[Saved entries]

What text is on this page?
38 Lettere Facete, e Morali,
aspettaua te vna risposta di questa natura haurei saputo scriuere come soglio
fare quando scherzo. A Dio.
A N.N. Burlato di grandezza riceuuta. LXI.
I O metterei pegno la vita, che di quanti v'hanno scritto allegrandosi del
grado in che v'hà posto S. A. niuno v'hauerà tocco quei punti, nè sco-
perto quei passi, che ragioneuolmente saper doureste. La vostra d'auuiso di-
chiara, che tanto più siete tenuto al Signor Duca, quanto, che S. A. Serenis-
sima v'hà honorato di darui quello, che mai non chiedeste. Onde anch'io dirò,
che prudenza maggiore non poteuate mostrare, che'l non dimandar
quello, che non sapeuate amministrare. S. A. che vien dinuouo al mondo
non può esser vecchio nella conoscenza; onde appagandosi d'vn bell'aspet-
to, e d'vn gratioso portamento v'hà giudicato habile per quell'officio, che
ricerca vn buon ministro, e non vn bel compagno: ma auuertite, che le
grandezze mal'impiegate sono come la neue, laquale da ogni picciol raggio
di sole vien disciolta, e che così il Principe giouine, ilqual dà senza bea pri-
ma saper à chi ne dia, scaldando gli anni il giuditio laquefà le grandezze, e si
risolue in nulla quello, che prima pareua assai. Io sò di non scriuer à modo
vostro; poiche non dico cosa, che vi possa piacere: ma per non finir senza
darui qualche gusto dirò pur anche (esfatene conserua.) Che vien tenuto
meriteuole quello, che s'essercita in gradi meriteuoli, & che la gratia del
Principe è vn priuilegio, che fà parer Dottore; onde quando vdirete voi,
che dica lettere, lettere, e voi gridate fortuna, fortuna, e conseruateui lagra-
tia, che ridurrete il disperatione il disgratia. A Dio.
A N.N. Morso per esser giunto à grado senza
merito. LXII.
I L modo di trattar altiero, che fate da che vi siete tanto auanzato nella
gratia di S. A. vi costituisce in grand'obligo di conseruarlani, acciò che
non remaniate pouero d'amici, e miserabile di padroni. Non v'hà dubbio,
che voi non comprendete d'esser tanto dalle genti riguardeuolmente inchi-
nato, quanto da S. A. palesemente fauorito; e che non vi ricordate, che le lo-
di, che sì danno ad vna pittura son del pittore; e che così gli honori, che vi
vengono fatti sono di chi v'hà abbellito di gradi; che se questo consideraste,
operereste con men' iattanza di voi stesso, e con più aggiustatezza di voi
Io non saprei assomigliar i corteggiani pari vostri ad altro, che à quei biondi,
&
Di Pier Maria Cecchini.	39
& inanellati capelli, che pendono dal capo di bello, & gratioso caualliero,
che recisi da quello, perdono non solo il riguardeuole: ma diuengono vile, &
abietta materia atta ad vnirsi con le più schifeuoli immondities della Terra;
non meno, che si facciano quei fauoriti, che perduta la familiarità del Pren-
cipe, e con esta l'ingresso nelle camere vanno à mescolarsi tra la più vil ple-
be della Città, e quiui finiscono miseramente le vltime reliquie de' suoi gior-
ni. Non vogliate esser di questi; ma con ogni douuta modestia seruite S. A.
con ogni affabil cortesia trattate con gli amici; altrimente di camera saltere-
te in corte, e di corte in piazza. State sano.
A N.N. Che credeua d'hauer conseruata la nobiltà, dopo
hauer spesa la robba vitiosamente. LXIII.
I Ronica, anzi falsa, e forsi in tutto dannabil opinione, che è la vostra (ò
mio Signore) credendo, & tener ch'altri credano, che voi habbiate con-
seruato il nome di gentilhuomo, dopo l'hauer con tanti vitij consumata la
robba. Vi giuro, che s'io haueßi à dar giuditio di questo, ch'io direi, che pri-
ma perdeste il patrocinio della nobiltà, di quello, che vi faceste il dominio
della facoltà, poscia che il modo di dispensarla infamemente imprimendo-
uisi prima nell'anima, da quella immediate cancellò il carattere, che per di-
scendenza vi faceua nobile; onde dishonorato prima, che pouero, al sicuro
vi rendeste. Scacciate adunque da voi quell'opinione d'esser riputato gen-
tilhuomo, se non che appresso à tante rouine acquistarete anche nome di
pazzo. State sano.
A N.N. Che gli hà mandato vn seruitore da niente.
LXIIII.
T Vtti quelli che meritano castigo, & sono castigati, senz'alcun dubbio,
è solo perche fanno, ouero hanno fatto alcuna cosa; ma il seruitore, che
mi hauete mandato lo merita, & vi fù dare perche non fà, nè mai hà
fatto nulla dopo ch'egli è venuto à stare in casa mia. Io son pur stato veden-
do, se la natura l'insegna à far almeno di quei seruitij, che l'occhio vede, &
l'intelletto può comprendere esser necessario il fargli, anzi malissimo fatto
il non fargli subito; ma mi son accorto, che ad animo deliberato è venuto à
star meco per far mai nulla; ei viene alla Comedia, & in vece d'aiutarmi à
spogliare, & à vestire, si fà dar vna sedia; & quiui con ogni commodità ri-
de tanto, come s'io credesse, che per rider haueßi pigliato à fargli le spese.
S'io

• Task objective:
Each record must be returned exactly as it is written.

• Full solution:
What text is on this page?
38 Lettere Facete, e Morali,
aspettaua te vna risposta di questa natura haurei saputo scriuere come soglio
fare quando scherzo. A Dio.
A N.N. Burlato di grandezza riceuuta. LXI.
I O metterei pegno la vita, che di quanti v'hanno scritto allegrandosi del
grado in che v'hà posto S. A. niuno v'hauerà tocco quei punti, nè sco-
perto quei passi, che ragioneuolmente saper doureste. La vostra d'auuiso di-
chiara, che tanto più siete tenuto al Signor Duca, quanto, che S. A. Serenis-
sima v'hà honorato di darui quello, che mai non chiedeste. Onde anch'io dirò,
che prudenza maggiore non poteuate mostrare, che'l non dimandar
quello, che non sapeuate amministrare. S. A. che vien dinuouo al mondo
non può esser vecchio nella conoscenza; onde appagandosi d'vn bell'aspet-
to, e d'vn gratioso portamento v'hà giudicato habile per quell'officio, che
ricerca vn buon ministro, e non vn bel compagno: ma auuertite, che le
grandezze mal'impiegate sono come la neue, laquale da ogni picciol raggio
di sole vien disciolta, e che così il Principe giouine, ilqual dà senza bea pri-
ma saper à chi ne dia, scaldando gli anni il giuditio laquefà le grandezze, e si
risolue in nulla quello, che prima pareua assai. Io sò di non scriuer à modo
vostro; poiche non dico cosa, che vi possa piacere: ma per non finir senza
darui qualche gusto dirò pur anche (esfatene conserua.) Che vien tenuto
meriteuole quello, che s'essercita in gradi meriteuoli, & che la gratia del
Principe è vn priuilegio, che fà parer Dottore; onde quando vdirete voi,
che dica lettere, lettere, e voi gridate fortuna, fortuna, e conseruateui lagra-
tia, che ridurrete il disperatione il disgratia. A Dio.
A N.N. Morso per esser giunto à grado senza
merito. LXII.
I L modo di trattar altiero, che fate da che vi siete tanto auanzato nella
gratia di S. A. vi costituisce in grand'obligo di conseruarlani, acciò che
non remaniate pouero d'amici, e miserabile di padroni. Non v'hà dubbio,
che voi non comprendete d'esser tanto dalle genti riguardeuolmente inchi-
nato, quanto da S. A. palesemente fauorito; e che non vi ricordate, che le lo-
di, che sì danno ad vna pittura son del pittore; e che così gli honori, che vi
vengono fatti sono di chi v'hà abbellito di gradi; che se questo consideraste,
operereste con men' iattanza di voi stesso, e con più aggiustatezza di voi
Io non saprei assomigliar i corteggiani pari vostri ad altro, che à quei biondi,
&
Di Pier Maria Cecchini.	39
& inanellati capelli, che pendono dal capo di bello, & gratioso caualliero,
che recisi da quello, perdono non solo il riguardeuole: ma diuengono vile, &
abietta materia atta ad vnirsi con le più schifeuoli immondities della Terra;
non meno, che si facciano quei fauoriti, che perduta la familiarità del Pren-
cipe, e con esta l'ingresso nelle camere vanno à mescolarsi tra la più vil ple-
be della Città, e quiui finiscono miseramente le vltime reliquie de' suoi gior-
ni. Non vogliate esser di questi; ma con ogni douuta modestia seruite S. A.
con ogni affabil cortesia trattate con gli amici; altrimente di camera saltere-
te in corte, e di corte in piazza. State sano.
A N.N. Che credeua d'hauer conseruata la nobiltà, dopo
hauer spesa la robba vitiosamente. LXIII.
I Ronica, anzi falsa, e forsi in tutto dannabil opinione, che è la vostra (ò
mio Signore) credendo, & tener ch'altri credano, che voi habbiate con-
seruato il nome di gentilhuomo, dopo l'hauer con tanti vitij consumata la
robba. Vi giuro, che s'io haueßi à dar giuditio di questo, ch'io direi, che pri-
ma perdeste il patrocinio della nobiltà, di quello, che vi faceste il dominio
della facoltà, poscia che il modo di dispensarla infamemente imprimendo-
uisi prima nell'anima, da quella immediate cancellò il carattere, che per di-
scendenza vi faceua nobile; onde dishonorato prima, che pouero, al sicuro
vi rendeste. Scacciate adunque da voi quell'opinione d'esser riputato gen-
tilhuomo, se non che appresso à tante rouine acquistarete anche nome di
pazzo. State sano.
A N.N. Che gli hà mandato vn seruitore da niente.
LXIIII.
T Vtti quelli che meritano castigo, & sono castigati, senz'alcun dubbio,
è solo perche fanno, ouero hanno fatto alcuna cosa; ma il seruitore, che
mi hauete mandato lo merita, & vi fù dare perche non fà, nè mai hà
fatto nulla dopo ch'egli è venuto à stare in casa mia. Io son pur stato veden-
do, se la natura l'insegna à far almeno di quei seruitij, che l'occhio vede, &
l'intelletto può comprendere esser necessario il fargli, anzi malissimo fatto
il non fargli subito; ma mi son accorto, che ad animo deliberato è venuto à
star meco per far mai nulla; ei viene alla Comedia, & in vece d'aiutarmi à
spogliare, & à vestire, si fà dar vna sedia; & quiui con ogni commodità ri-
de tanto, come s'io credesse, che per rider haueßi pigliato à fargli le spese.
S'io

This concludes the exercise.